Dataset items

┄┄┄┄┄┄

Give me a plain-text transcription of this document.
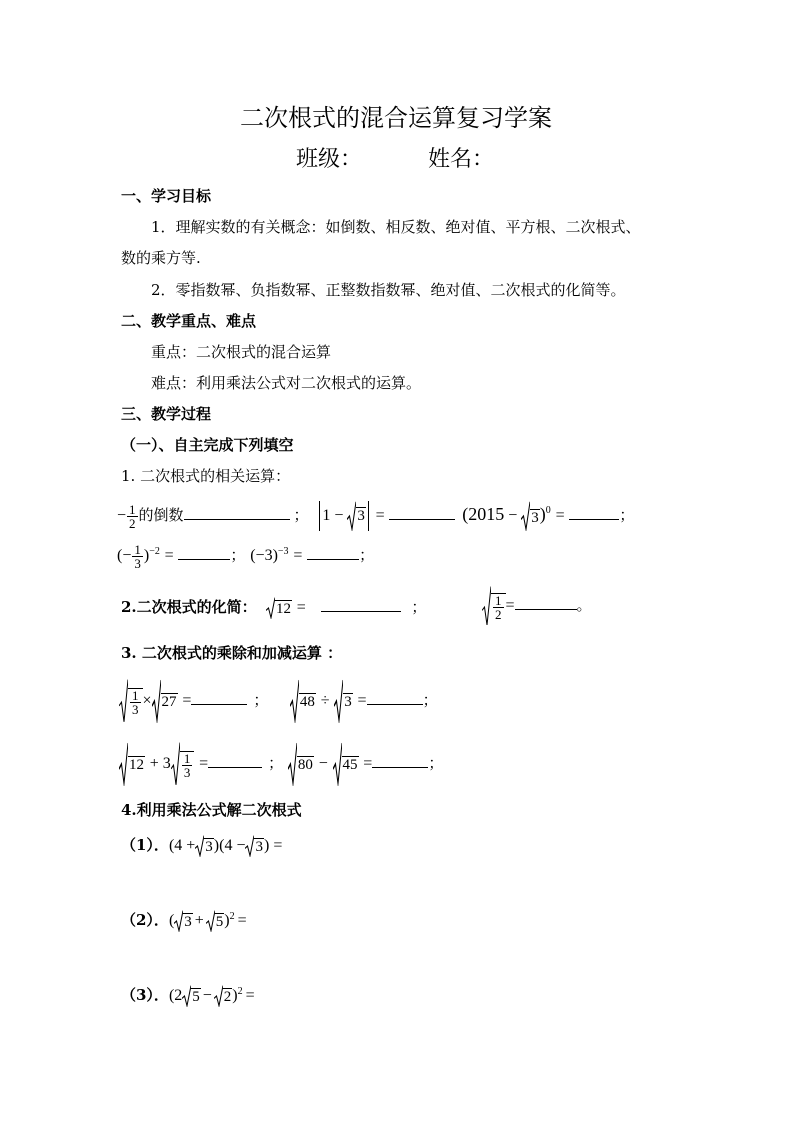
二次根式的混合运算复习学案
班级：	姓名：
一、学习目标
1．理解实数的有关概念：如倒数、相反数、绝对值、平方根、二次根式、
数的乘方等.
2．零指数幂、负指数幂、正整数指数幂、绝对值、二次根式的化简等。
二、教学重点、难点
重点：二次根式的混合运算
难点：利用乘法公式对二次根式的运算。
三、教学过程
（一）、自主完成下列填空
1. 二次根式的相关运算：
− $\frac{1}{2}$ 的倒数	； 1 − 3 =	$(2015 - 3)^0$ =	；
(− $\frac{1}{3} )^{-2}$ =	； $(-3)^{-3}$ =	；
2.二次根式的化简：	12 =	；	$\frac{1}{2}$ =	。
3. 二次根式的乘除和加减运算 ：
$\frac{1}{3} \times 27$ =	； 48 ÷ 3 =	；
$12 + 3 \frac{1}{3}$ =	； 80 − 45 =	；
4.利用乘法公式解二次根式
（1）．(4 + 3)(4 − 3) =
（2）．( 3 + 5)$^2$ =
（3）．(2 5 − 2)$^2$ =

┄┄┄┄┄┄

Return the material word for word. Pictures are not part of the copy.

Give me a plain-text transcription of this document.
二次根式的混合运算复习学案
班级：	姓名：
一、学习目标
1．理解实数的有关概念：如倒数、相反数、绝对值、平方根、二次根式、
数的乘方等.
2．零指数幂、负指数幂、正整数指数幂、绝对值、二次根式的化简等。
二、教学重点、难点
重点：二次根式的混合运算
难点：利用乘法公式对二次根式的运算。
三、教学过程
（一）、自主完成下列填空
1. 二次根式的相关运算：
− $\frac{1}{2}$ 的倒数	； 1 − 3 =	$(2015 - 3)^0$ =	；
(− $\frac{1}{3} )^{-2}$ =	； $(-3)^{-3}$ =	；
2.二次根式的化简：	12 =	；	$\frac{1}{2}$ =	。
3. 二次根式的乘除和加减运算 ：
$\frac{1}{3} \times 27$ =	； 48 ÷ 3 =	；
$12 + 3 \frac{1}{3}$ =	； 80 − 45 =	；
4.利用乘法公式解二次根式
（1）．(4 + 3)(4 − 3) =
（2）．( 3 + 5)$^2$ =
（3）．(2 5 − 2)$^2$ =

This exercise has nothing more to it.